Data items:

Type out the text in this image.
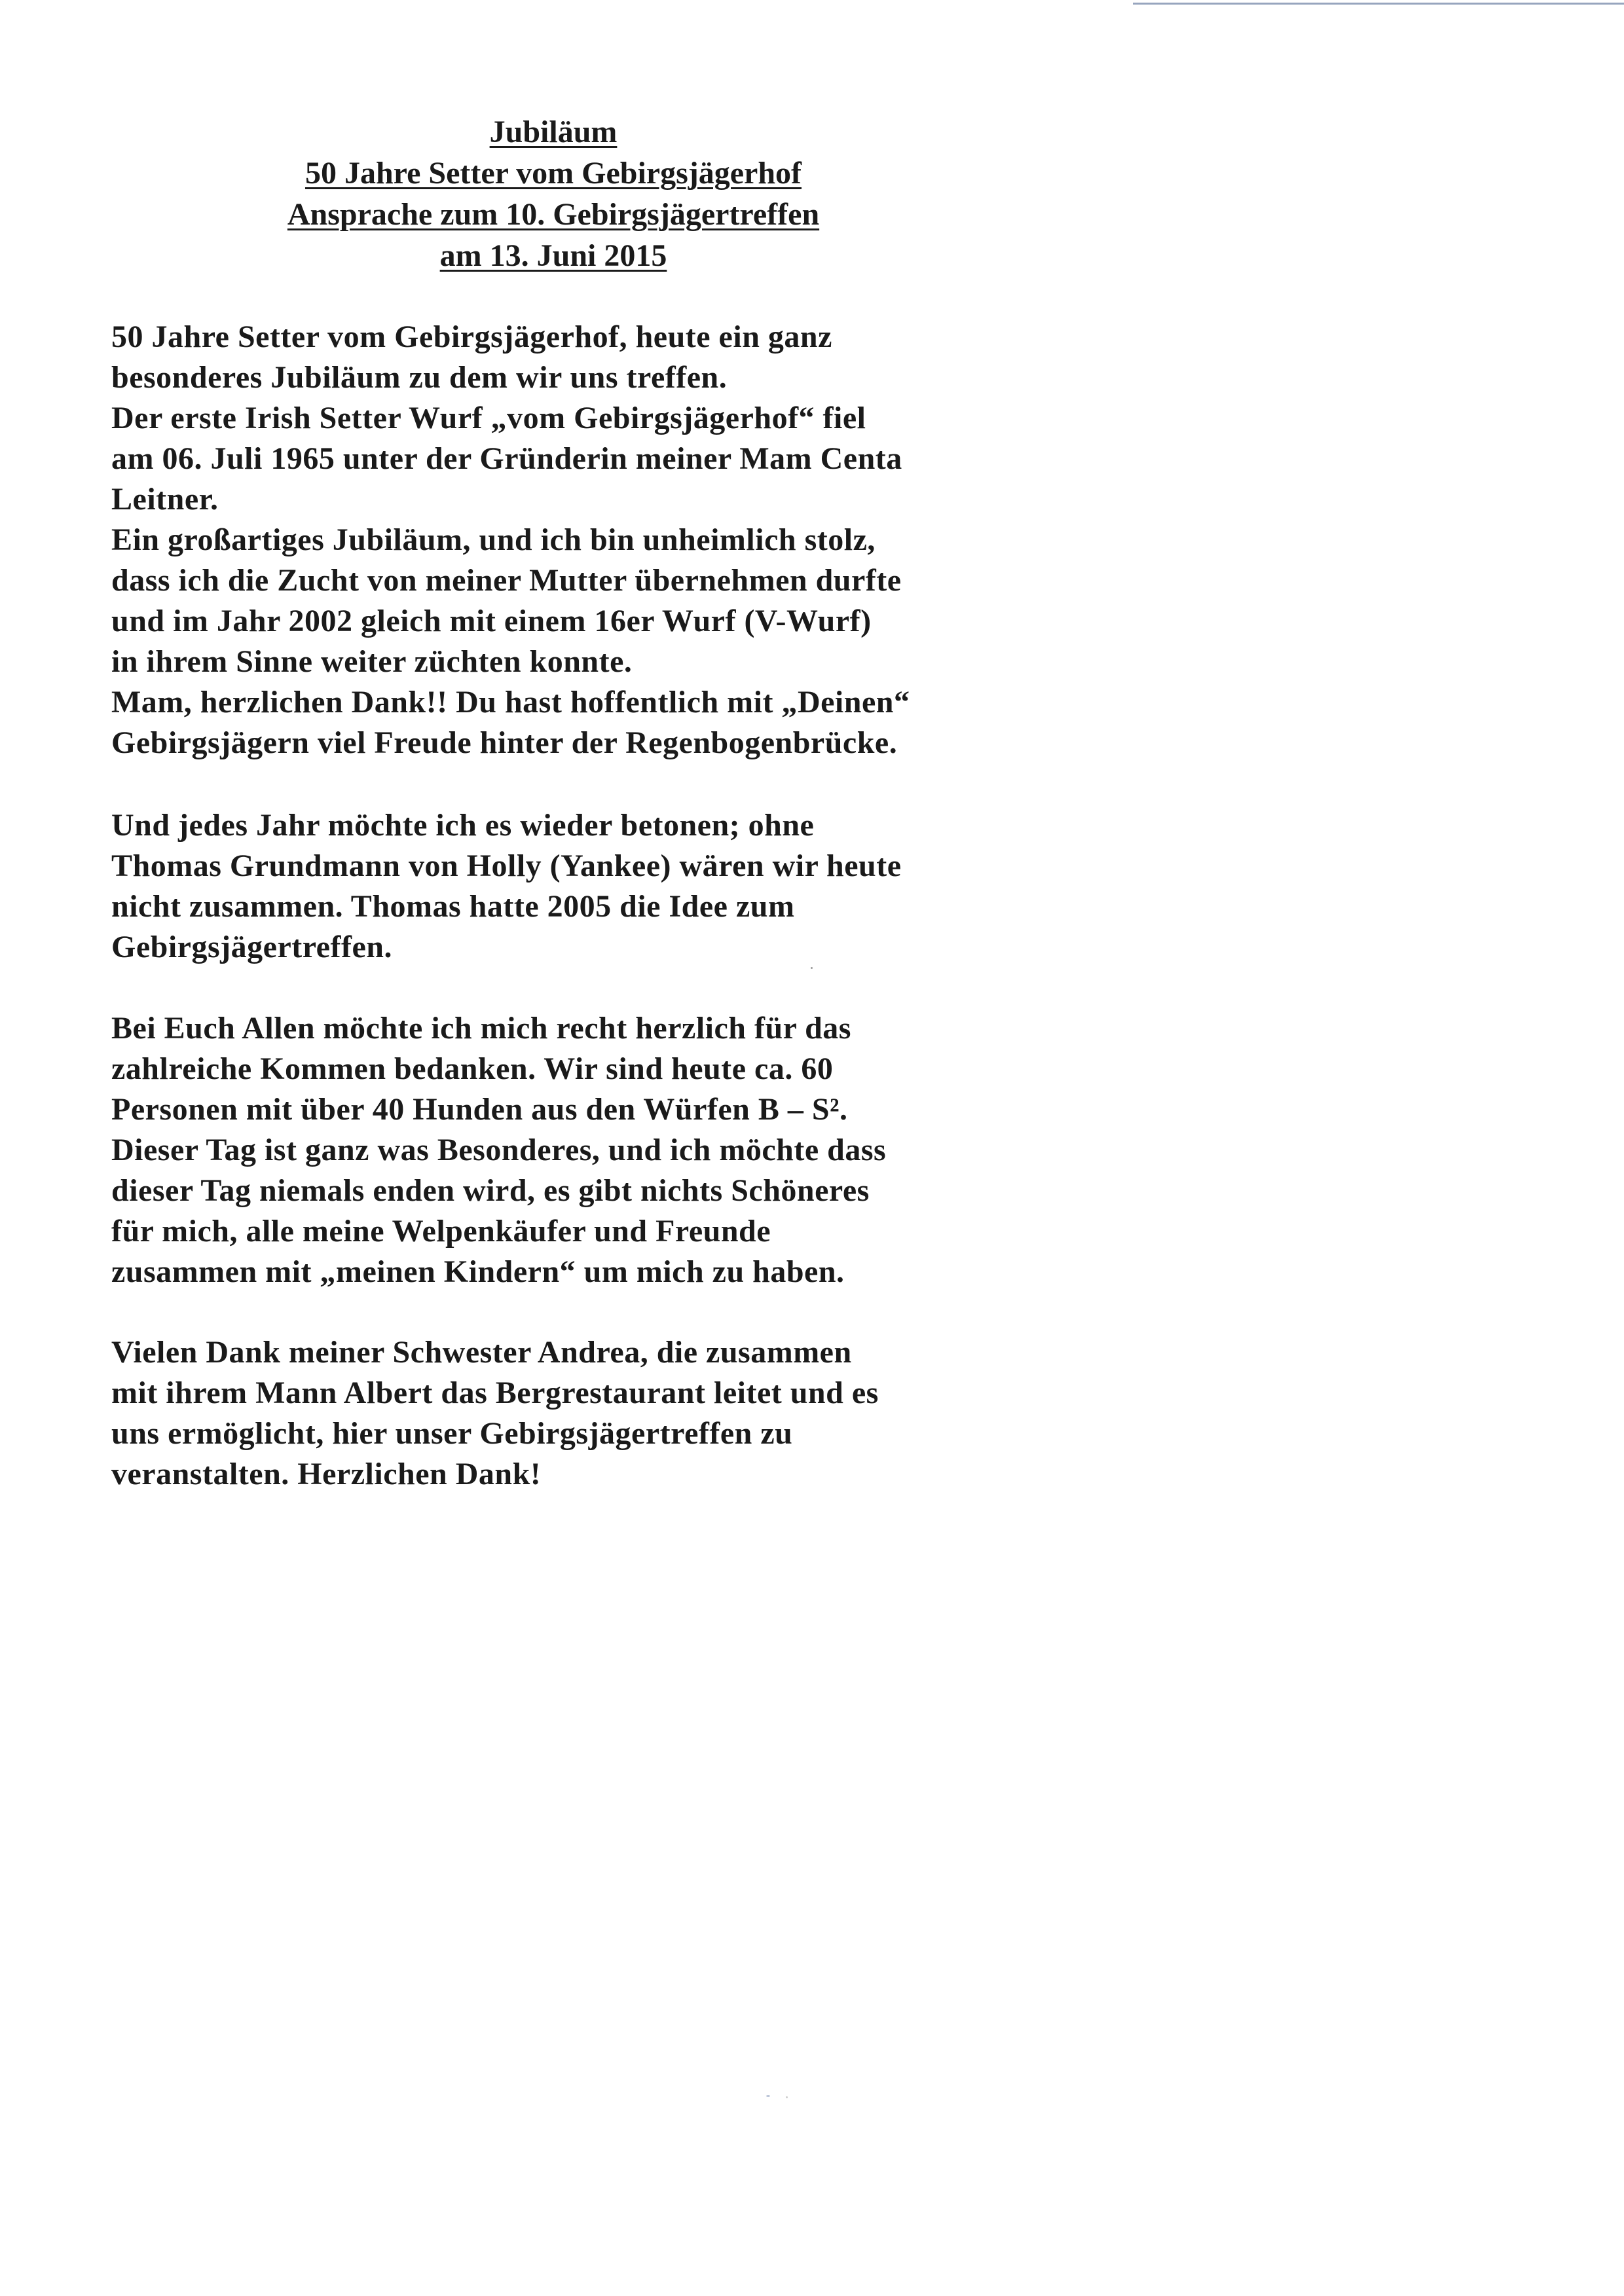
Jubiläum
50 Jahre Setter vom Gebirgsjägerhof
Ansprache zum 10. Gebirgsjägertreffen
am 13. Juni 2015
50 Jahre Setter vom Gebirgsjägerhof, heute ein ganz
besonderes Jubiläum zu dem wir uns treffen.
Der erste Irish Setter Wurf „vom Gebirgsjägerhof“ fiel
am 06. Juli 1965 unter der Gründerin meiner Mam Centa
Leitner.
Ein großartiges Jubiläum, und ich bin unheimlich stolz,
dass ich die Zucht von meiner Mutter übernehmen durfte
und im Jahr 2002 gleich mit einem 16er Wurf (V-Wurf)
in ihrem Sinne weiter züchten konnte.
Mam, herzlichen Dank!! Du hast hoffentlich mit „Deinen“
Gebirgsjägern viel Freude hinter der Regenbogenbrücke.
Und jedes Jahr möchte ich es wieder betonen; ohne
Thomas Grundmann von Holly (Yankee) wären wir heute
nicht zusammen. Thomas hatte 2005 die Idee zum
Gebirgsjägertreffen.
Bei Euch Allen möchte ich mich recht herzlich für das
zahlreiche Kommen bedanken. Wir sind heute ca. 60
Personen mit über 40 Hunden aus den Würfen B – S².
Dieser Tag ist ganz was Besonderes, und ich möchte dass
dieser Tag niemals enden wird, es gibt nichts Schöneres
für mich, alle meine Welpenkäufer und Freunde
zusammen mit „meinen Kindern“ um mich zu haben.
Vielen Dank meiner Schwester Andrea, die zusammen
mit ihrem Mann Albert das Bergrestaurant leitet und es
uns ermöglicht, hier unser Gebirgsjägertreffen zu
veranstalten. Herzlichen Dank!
...
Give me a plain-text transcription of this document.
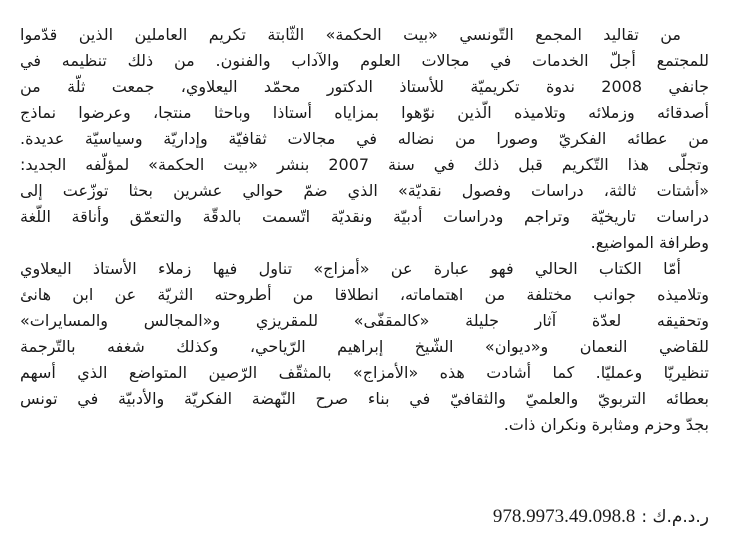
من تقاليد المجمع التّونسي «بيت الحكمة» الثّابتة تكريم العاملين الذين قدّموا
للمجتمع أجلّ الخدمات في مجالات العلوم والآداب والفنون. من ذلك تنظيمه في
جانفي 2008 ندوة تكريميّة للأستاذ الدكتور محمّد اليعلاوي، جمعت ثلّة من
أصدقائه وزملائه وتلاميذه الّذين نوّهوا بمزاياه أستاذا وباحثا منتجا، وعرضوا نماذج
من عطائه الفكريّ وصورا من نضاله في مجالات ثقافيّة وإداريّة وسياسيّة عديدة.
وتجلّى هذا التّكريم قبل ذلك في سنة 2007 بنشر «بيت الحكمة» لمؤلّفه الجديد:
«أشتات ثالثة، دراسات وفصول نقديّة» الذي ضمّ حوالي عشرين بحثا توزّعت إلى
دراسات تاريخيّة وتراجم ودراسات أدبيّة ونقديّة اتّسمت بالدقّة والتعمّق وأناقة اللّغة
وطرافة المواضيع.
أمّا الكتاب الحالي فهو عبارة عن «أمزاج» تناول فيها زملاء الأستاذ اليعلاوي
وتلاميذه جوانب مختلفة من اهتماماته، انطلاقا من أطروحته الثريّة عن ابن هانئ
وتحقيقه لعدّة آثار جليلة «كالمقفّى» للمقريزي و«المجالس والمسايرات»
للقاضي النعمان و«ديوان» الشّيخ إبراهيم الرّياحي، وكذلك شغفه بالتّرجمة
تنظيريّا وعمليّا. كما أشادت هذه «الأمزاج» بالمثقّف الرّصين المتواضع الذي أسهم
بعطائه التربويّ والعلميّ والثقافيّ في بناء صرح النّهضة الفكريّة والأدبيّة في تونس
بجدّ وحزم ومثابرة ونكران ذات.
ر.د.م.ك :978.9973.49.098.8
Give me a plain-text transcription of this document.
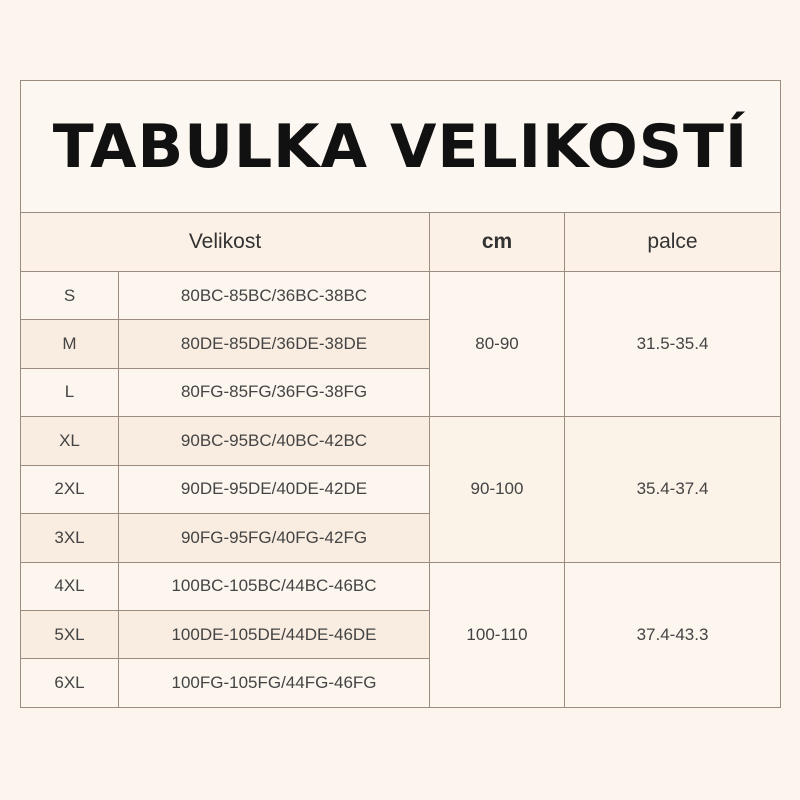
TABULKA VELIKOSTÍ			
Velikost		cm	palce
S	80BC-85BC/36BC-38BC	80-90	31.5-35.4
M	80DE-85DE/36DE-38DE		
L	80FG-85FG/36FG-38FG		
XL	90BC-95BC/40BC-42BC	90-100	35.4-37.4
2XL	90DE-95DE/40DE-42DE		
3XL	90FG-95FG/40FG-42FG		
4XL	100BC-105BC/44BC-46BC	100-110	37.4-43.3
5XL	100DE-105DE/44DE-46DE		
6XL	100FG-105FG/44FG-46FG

» **REQUIRED WORK**: Of the lines above, copy each that contains "Thomas".

» **FINISHED TASK**:
Thomas Grundmann von Holly (Yankee) wären wir heute
nicht zusammen. Thomas hatte 2005 die Idee zum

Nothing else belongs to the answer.